[start MATERIAL FOR THIS TASK]

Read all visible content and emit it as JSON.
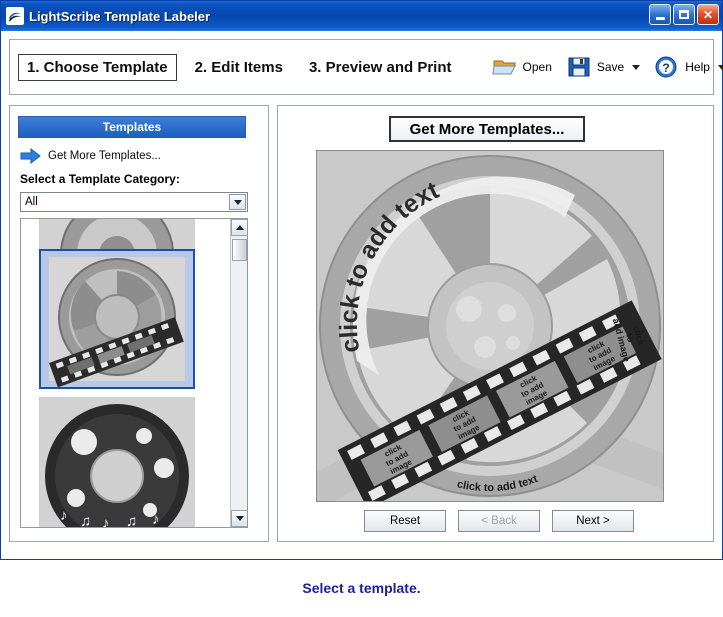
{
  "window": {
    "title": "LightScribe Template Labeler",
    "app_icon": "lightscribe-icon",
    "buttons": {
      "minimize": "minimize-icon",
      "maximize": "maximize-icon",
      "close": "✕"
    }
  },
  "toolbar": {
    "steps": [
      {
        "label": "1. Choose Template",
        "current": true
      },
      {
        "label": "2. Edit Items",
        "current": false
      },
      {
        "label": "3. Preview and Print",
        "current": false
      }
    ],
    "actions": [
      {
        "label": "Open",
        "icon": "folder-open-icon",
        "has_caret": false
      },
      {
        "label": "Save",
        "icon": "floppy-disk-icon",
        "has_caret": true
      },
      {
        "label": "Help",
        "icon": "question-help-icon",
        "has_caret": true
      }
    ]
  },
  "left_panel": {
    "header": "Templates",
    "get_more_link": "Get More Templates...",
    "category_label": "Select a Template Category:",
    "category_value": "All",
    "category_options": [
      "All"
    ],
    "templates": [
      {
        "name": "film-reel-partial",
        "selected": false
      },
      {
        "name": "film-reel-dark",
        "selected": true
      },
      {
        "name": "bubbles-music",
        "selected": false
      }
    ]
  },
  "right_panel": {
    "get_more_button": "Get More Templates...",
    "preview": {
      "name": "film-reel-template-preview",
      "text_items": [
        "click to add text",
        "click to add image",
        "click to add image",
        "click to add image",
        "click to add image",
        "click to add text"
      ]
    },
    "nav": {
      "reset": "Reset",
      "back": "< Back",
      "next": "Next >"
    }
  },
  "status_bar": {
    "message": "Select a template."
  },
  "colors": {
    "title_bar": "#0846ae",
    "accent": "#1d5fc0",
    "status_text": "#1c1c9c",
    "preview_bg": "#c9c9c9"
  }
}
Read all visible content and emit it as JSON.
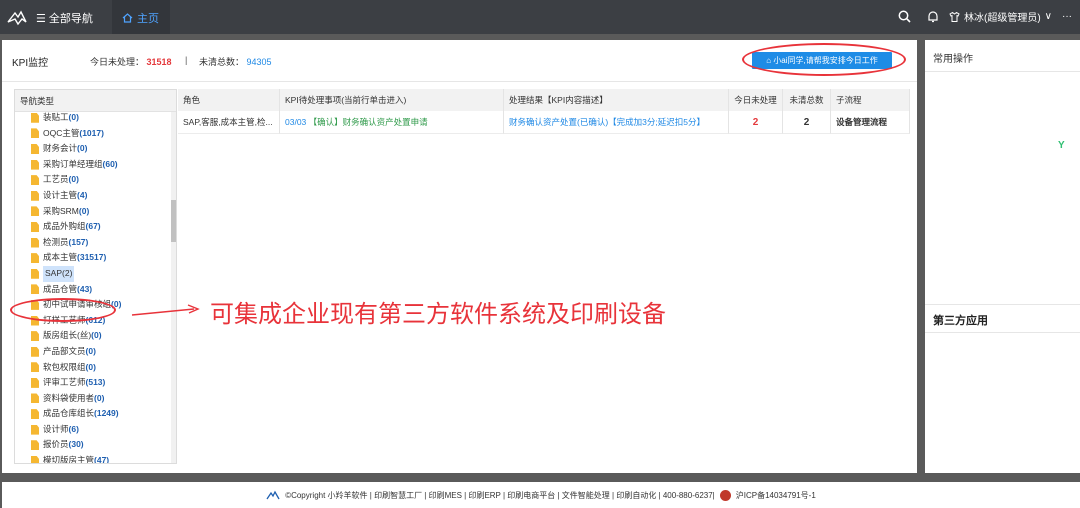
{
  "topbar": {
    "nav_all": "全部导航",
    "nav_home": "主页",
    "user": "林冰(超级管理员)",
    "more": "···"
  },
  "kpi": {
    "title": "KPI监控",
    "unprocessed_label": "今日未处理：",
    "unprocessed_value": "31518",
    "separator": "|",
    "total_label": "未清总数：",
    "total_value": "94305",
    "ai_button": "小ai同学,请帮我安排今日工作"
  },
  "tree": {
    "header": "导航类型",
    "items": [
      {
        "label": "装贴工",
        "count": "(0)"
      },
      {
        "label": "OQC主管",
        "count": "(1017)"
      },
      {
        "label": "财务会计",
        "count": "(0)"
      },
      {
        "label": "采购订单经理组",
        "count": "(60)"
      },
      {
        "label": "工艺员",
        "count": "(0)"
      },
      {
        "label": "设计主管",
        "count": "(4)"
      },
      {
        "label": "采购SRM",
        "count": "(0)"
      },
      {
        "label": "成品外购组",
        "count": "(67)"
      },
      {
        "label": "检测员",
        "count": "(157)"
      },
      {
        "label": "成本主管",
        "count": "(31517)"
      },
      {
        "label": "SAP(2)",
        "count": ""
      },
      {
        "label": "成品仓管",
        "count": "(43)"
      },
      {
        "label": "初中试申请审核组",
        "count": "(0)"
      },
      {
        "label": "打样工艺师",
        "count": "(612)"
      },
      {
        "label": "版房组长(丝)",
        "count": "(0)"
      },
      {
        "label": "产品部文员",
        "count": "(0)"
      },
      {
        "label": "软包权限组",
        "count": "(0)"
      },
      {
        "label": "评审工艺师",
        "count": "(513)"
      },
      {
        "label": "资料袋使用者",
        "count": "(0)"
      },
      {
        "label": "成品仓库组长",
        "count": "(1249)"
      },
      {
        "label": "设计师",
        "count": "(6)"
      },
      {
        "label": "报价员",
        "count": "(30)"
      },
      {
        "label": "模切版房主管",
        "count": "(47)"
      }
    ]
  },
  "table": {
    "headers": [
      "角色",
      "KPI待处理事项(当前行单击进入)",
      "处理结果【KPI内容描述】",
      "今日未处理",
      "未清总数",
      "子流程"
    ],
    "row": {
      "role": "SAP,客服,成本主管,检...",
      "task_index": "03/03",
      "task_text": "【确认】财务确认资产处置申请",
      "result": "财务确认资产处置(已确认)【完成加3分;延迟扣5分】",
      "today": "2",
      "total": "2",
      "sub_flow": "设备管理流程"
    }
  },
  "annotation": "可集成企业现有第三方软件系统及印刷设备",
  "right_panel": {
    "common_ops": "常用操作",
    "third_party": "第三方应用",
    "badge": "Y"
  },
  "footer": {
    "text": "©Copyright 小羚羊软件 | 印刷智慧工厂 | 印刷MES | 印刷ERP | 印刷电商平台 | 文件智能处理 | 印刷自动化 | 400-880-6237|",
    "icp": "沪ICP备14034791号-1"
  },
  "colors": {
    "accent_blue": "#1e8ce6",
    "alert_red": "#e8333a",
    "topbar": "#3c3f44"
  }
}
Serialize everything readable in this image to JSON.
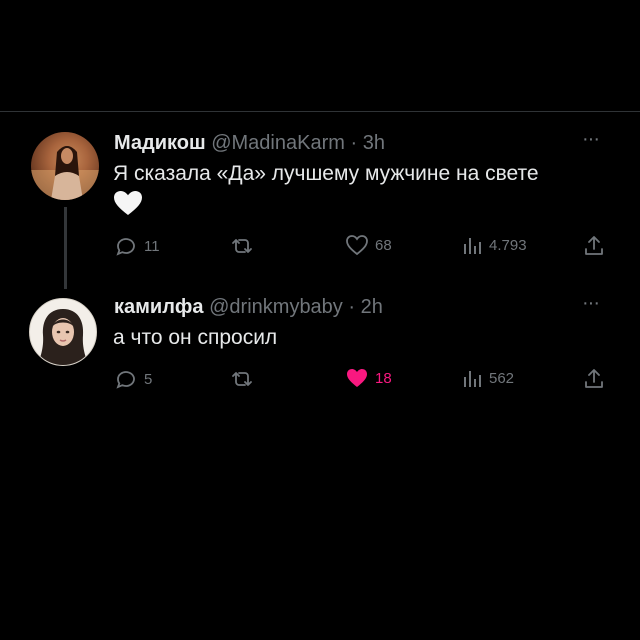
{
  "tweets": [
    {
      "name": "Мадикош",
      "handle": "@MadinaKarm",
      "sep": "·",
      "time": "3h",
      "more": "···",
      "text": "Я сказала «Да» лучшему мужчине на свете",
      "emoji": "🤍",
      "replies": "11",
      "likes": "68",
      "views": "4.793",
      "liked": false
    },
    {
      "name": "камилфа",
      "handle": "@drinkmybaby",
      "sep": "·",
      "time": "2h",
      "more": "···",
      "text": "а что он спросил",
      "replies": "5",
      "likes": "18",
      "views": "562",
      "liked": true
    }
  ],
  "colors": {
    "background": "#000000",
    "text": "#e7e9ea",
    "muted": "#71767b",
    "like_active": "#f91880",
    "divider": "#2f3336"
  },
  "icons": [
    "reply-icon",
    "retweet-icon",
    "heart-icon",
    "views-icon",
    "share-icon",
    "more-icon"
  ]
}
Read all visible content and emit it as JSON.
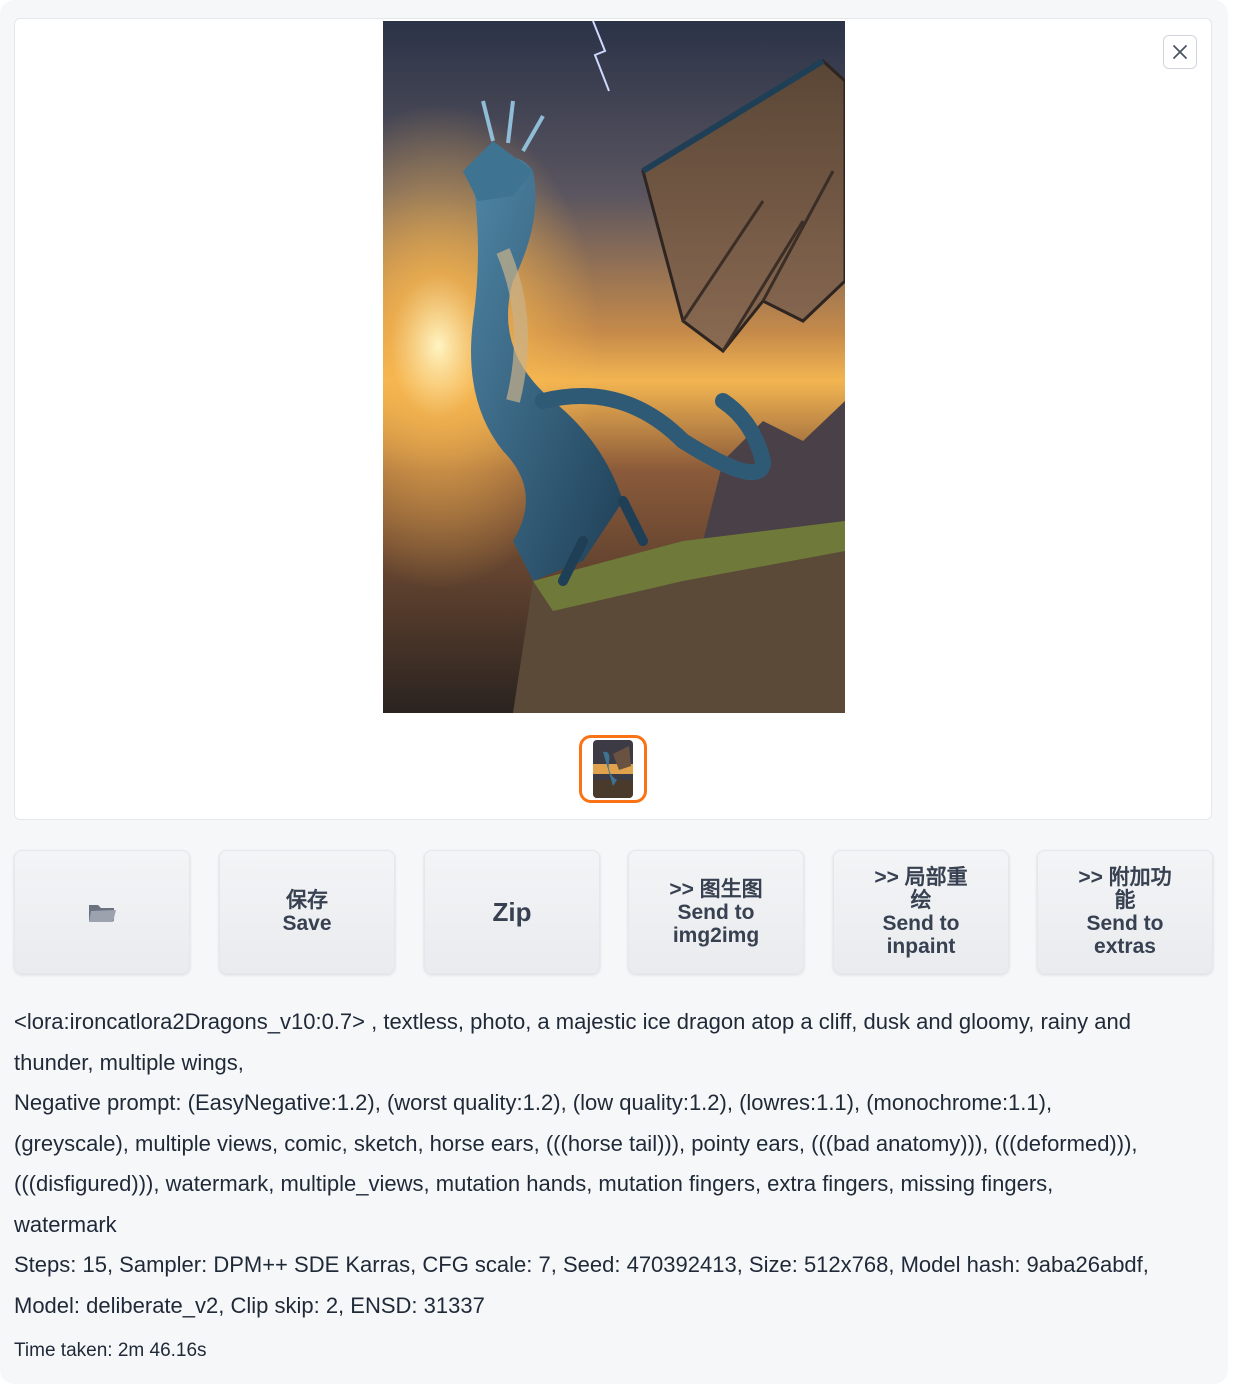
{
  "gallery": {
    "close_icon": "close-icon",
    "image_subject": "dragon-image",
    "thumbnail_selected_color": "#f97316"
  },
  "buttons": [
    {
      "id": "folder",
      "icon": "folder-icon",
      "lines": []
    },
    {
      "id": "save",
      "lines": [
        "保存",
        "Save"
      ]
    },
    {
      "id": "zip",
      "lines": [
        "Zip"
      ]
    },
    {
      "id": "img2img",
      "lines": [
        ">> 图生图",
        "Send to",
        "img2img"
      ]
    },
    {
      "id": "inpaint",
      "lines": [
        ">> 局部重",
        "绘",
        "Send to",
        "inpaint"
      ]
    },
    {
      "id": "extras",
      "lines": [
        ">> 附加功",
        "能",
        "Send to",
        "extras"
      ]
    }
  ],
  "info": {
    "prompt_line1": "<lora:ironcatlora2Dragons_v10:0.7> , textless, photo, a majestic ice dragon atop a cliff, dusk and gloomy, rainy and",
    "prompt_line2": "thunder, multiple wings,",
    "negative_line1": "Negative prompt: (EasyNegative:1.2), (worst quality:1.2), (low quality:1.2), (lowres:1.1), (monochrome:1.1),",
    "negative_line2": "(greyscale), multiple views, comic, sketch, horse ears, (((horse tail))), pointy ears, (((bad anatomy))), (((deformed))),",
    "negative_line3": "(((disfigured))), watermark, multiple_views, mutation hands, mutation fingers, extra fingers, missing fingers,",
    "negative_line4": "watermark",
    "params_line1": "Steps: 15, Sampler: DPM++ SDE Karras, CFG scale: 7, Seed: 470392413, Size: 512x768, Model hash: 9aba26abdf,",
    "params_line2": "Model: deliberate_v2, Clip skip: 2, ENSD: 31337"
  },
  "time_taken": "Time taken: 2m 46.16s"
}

[end MATERIAL FOR THIS TASK]

§ WHAT IS ASKED: Reproduce every line above as written, skipping pictures.

§ WRITTEN ANSWER:
Read all visible content and emit it as JSON.
{
  "window": {
    "title": "LightScribe Template Labeler",
    "app_icon": "lightscribe-icon",
    "buttons": {
      "minimize": "minimize-icon",
      "maximize": "maximize-icon",
      "close": "✕"
    }
  },
  "toolbar": {
    "steps": [
      {
        "label": "1. Choose Template",
        "current": true
      },
      {
        "label": "2. Edit Items",
        "current": false
      },
      {
        "label": "3. Preview and Print",
        "current": false
      }
    ],
    "actions": [
      {
        "label": "Open",
        "icon": "folder-open-icon",
        "has_caret": false
      },
      {
        "label": "Save",
        "icon": "floppy-disk-icon",
        "has_caret": true
      },
      {
        "label": "Help",
        "icon": "question-help-icon",
        "has_caret": true
      }
    ]
  },
  "left_panel": {
    "header": "Templates",
    "get_more_link": "Get More Templates...",
    "category_label": "Select a Template Category:",
    "category_value": "All",
    "category_options": [
      "All"
    ],
    "templates": [
      {
        "name": "film-reel-partial",
        "selected": false
      },
      {
        "name": "film-reel-dark",
        "selected": true
      },
      {
        "name": "bubbles-music",
        "selected": false
      }
    ]
  },
  "right_panel": {
    "get_more_button": "Get More Templates...",
    "preview": {
      "name": "film-reel-template-preview",
      "text_items": [
        "click to add text",
        "click to add image",
        "click to add image",
        "click to add image",
        "click to add image",
        "click to add text"
      ]
    },
    "nav": {
      "reset": "Reset",
      "back": "< Back",
      "next": "Next >"
    }
  },
  "status_bar": {
    "message": "Select a template."
  },
  "colors": {
    "title_bar": "#0846ae",
    "accent": "#1d5fc0",
    "status_text": "#1c1c9c",
    "preview_bg": "#c9c9c9"
  }
}
Read all visible content and emit it as JSON.
{
  "topbar": {
    "nav_all": "全部导航",
    "nav_home": "主页",
    "user": "林冰(超级管理员)",
    "more": "···"
  },
  "kpi": {
    "title": "KPI监控",
    "unprocessed_label": "今日未处理：",
    "unprocessed_value": "31518",
    "separator": "|",
    "total_label": "未清总数：",
    "total_value": "94305",
    "ai_button": "小ai同学,请帮我安排今日工作"
  },
  "tree": {
    "header": "导航类型",
    "items": [
      {
        "label": "装贴工",
        "count": "(0)"
      },
      {
        "label": "OQC主管",
        "count": "(1017)"
      },
      {
        "label": "财务会计",
        "count": "(0)"
      },
      {
        "label": "采购订单经理组",
        "count": "(60)"
      },
      {
        "label": "工艺员",
        "count": "(0)"
      },
      {
        "label": "设计主管",
        "count": "(4)"
      },
      {
        "label": "采购SRM",
        "count": "(0)"
      },
      {
        "label": "成品外购组",
        "count": "(67)"
      },
      {
        "label": "检测员",
        "count": "(157)"
      },
      {
        "label": "成本主管",
        "count": "(31517)"
      },
      {
        "label": "SAP(2)",
        "count": ""
      },
      {
        "label": "成品仓管",
        "count": "(43)"
      },
      {
        "label": "初中试申请审核组",
        "count": "(0)"
      },
      {
        "label": "打样工艺师",
        "count": "(612)"
      },
      {
        "label": "版房组长(丝)",
        "count": "(0)"
      },
      {
        "label": "产品部文员",
        "count": "(0)"
      },
      {
        "label": "软包权限组",
        "count": "(0)"
      },
      {
        "label": "评审工艺师",
        "count": "(513)"
      },
      {
        "label": "资料袋使用者",
        "count": "(0)"
      },
      {
        "label": "成品仓库组长",
        "count": "(1249)"
      },
      {
        "label": "设计师",
        "count": "(6)"
      },
      {
        "label": "报价员",
        "count": "(30)"
      },
      {
        "label": "模切版房主管",
        "count": "(47)"
      }
    ]
  },
  "table": {
    "headers": [
      "角色",
      "KPI待处理事项(当前行单击进入)",
      "处理结果【KPI内容描述】",
      "今日未处理",
      "未清总数",
      "子流程"
    ],
    "row": {
      "role": "SAP,客服,成本主管,检...",
      "task_index": "03/03",
      "task_text": "【确认】财务确认资产处置申请",
      "result": "财务确认资产处置(已确认)【完成加3分;延迟扣5分】",
      "today": "2",
      "total": "2",
      "sub_flow": "设备管理流程"
    }
  },
  "annotation": "可集成企业现有第三方软件系统及印刷设备",
  "right_panel": {
    "common_ops": "常用操作",
    "third_party": "第三方应用",
    "badge": "Y"
  },
  "footer": {
    "text": "©Copyright 小羚羊软件 | 印刷智慧工厂 | 印刷MES | 印刷ERP | 印刷电商平台 | 文件智能处理 | 印刷自动化 | 400-880-6237|",
    "icp": "沪ICP备14034791号-1"
  },
  "colors": {
    "accent_blue": "#1e8ce6",
    "alert_red": "#e8333a",
    "topbar": "#3c3f44"
  }
}
Serialize everything readable in this image to JSON.
{
  "tweets": [
    {
      "name": "Мадикош",
      "handle": "@MadinaKarm",
      "sep": "·",
      "time": "3h",
      "more": "···",
      "text": "Я сказала «Да» лучшему мужчине на свете",
      "emoji": "🤍",
      "replies": "11",
      "likes": "68",
      "views": "4.793",
      "liked": false
    },
    {
      "name": "камилфа",
      "handle": "@drinkmybaby",
      "sep": "·",
      "time": "2h",
      "more": "···",
      "text": "а что он спросил",
      "replies": "5",
      "likes": "18",
      "views": "562",
      "liked": true
    }
  ],
  "colors": {
    "background": "#000000",
    "text": "#e7e9ea",
    "muted": "#71767b",
    "like_active": "#f91880",
    "divider": "#2f3336"
  },
  "icons": [
    "reply-icon",
    "retweet-icon",
    "heart-icon",
    "views-icon",
    "share-icon",
    "more-icon"
  ]
}
Read all visible content and emit it as JSON.
{
  "gallery": {
    "close_icon": "close-icon",
    "image_subject": "dragon-image",
    "thumbnail_selected_color": "#f97316"
  },
  "buttons": [
    {
      "id": "folder",
      "icon": "folder-icon",
      "lines": []
    },
    {
      "id": "save",
      "lines": [
        "保存",
        "Save"
      ]
    },
    {
      "id": "zip",
      "lines": [
        "Zip"
      ]
    },
    {
      "id": "img2img",
      "lines": [
        ">> 图生图",
        "Send to",
        "img2img"
      ]
    },
    {
      "id": "inpaint",
      "lines": [
        ">> 局部重",
        "绘",
        "Send to",
        "inpaint"
      ]
    },
    {
      "id": "extras",
      "lines": [
        ">> 附加功",
        "能",
        "Send to",
        "extras"
      ]
    }
  ],
  "info": {
    "prompt_line1": "<lora:ironcatlora2Dragons_v10:0.7> , textless, photo, a majestic ice dragon atop a cliff, dusk and gloomy, rainy and",
    "prompt_line2": "thunder, multiple wings,",
    "negative_line1": "Negative prompt: (EasyNegative:1.2), (worst quality:1.2), (low quality:1.2), (lowres:1.1), (monochrome:1.1),",
    "negative_line2": "(greyscale), multiple views, comic, sketch, horse ears, (((horse tail))), pointy ears, (((bad anatomy))), (((deformed))),",
    "negative_line3": "(((disfigured))), watermark, multiple_views, mutation hands, mutation fingers, extra fingers, missing fingers,",
    "negative_line4": "watermark",
    "params_line1": "Steps: 15, Sampler: DPM++ SDE Karras, CFG scale: 7, Seed: 470392413, Size: 512x768, Model hash: 9aba26abdf,",
    "params_line2": "Model: deliberate_v2, Clip skip: 2, ENSD: 31337"
  },
  "time_taken": "Time taken: 2m 46.16s"
}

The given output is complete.